== Rows
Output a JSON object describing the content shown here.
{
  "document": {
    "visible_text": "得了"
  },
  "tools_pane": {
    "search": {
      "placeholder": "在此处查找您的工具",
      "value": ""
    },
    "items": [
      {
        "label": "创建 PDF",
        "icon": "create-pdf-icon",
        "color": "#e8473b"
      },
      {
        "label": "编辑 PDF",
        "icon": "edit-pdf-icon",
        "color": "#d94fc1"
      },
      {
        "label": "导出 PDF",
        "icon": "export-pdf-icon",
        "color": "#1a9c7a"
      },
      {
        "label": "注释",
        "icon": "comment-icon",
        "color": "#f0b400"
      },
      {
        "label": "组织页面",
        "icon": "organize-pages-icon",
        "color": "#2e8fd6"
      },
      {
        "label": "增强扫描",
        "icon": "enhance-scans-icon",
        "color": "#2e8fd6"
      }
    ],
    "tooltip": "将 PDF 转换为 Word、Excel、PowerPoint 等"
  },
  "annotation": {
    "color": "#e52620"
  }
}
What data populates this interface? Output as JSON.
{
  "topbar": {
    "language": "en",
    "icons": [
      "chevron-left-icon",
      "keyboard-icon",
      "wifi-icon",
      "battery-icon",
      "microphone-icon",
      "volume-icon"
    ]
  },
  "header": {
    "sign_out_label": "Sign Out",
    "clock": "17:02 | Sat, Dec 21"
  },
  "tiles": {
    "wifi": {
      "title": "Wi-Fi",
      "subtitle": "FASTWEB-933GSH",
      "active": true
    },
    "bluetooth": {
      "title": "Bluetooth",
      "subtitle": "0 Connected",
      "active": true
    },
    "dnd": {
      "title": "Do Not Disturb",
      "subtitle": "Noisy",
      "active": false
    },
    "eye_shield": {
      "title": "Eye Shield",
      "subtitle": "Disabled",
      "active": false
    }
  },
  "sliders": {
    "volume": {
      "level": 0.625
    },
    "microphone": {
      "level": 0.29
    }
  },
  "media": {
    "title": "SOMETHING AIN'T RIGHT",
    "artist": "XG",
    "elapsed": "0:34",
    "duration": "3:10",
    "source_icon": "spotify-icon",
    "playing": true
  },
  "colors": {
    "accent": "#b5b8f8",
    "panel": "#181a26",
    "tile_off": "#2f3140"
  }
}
====
# Work required
Working from the material above, retype it in its entirety without change.

# Written reply
Output a JSON object describing the content shown here.
{
  "document": {
    "visible_text": "得了"
  },
  "tools_pane": {
    "search": {
      "placeholder": "在此处查找您的工具",
      "value": ""
    },
    "items": [
      {
        "label": "创建 PDF",
        "icon": "create-pdf-icon",
        "color": "#e8473b"
      },
      {
        "label": "编辑 PDF",
        "icon": "edit-pdf-icon",
        "color": "#d94fc1"
      },
      {
        "label": "导出 PDF",
        "icon": "export-pdf-icon",
        "color": "#1a9c7a"
      },
      {
        "label": "注释",
        "icon": "comment-icon",
        "color": "#f0b400"
      },
      {
        "label": "组织页面",
        "icon": "organize-pages-icon",
        "color": "#2e8fd6"
      },
      {
        "label": "增强扫描",
        "icon": "enhance-scans-icon",
        "color": "#2e8fd6"
      }
    ],
    "tooltip": "将 PDF 转换为 Word、Excel、PowerPoint 等"
  },
  "annotation": {
    "color": "#e52620"
  }
}
What data populates this interface? Output as JSON.
{
  "topbar": {
    "language": "en",
    "icons": [
      "chevron-left-icon",
      "keyboard-icon",
      "wifi-icon",
      "battery-icon",
      "microphone-icon",
      "volume-icon"
    ]
  },
  "header": {
    "sign_out_label": "Sign Out",
    "clock": "17:02 | Sat, Dec 21"
  },
  "tiles": {
    "wifi": {
      "title": "Wi-Fi",
      "subtitle": "FASTWEB-933GSH",
      "active": true
    },
    "bluetooth": {
      "title": "Bluetooth",
      "subtitle": "0 Connected",
      "active": true
    },
    "dnd": {
      "title": "Do Not Disturb",
      "subtitle": "Noisy",
      "active": false
    },
    "eye_shield": {
      "title": "Eye Shield",
      "subtitle": "Disabled",
      "active": false
    }
  },
  "sliders": {
    "volume": {
      "level": 0.625
    },
    "microphone": {
      "level": 0.29
    }
  },
  "media": {
    "title": "SOMETHING AIN'T RIGHT",
    "artist": "XG",
    "elapsed": "0:34",
    "duration": "3:10",
    "source_icon": "spotify-icon",
    "playing": true
  },
  "colors": {
    "accent": "#b5b8f8",
    "panel": "#181a26",
    "tile_off": "#2f3140"
  }
}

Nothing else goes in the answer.